REQUIRED TASK: Pull out every line below that contains the word "text".

RECORD EXTRACTS:
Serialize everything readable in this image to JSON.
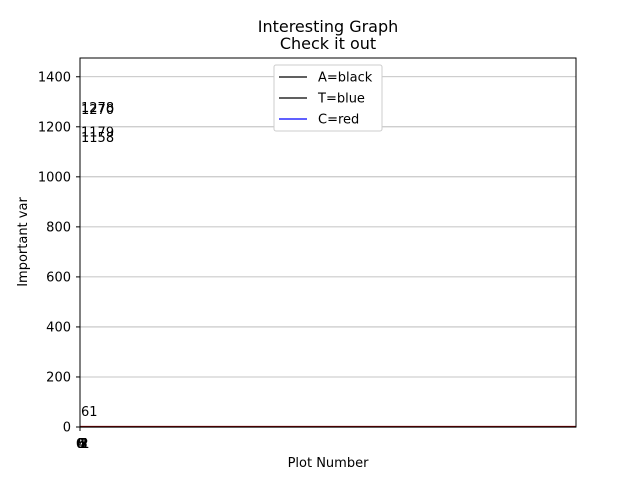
{
  "chart_data": {
    "type": "bar",
    "title": "Interesting Graph",
    "subtitle": "Check it out",
    "xlabel": "Plot Number",
    "ylabel": "Important var",
    "xlim": [
      0,
      6
    ],
    "ylim": [
      0,
      1475
    ],
    "yticks": [
      0,
      200,
      400,
      600,
      800,
      1000,
      1200,
      1400
    ],
    "xtick_labels": [
      "0",
      "6",
      "5",
      "4",
      "3",
      "2",
      "1"
    ],
    "grid": "horizontal",
    "legend_position": "top-center",
    "legend": [
      {
        "label": "A=black",
        "color": "#000000"
      },
      {
        "label": "T=blue",
        "color": "#000000"
      },
      {
        "label": "C=red",
        "color": "#0000ff"
      }
    ],
    "series": [
      {
        "name": "A=black",
        "color": "#000000",
        "values": [
          1278,
          1179
        ]
      },
      {
        "name": "T=blue",
        "color": "#000000",
        "values": [
          1270,
          1158
        ]
      },
      {
        "name": "C=red",
        "color": "#0000ff",
        "values": [
          61,
          0
        ]
      }
    ],
    "data_labels": [
      {
        "text": "1278",
        "value": 1278
      },
      {
        "text": "1270",
        "value": 1270
      },
      {
        "text": "1179",
        "value": 1179
      },
      {
        "text": "1158",
        "value": 1158
      },
      {
        "text": "61",
        "value": 61
      }
    ]
  }
}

THE RESULT:
        "text": "1278",
        "text": "1270",
        "text": "1179",
        "text": "1158",
        "text": "61",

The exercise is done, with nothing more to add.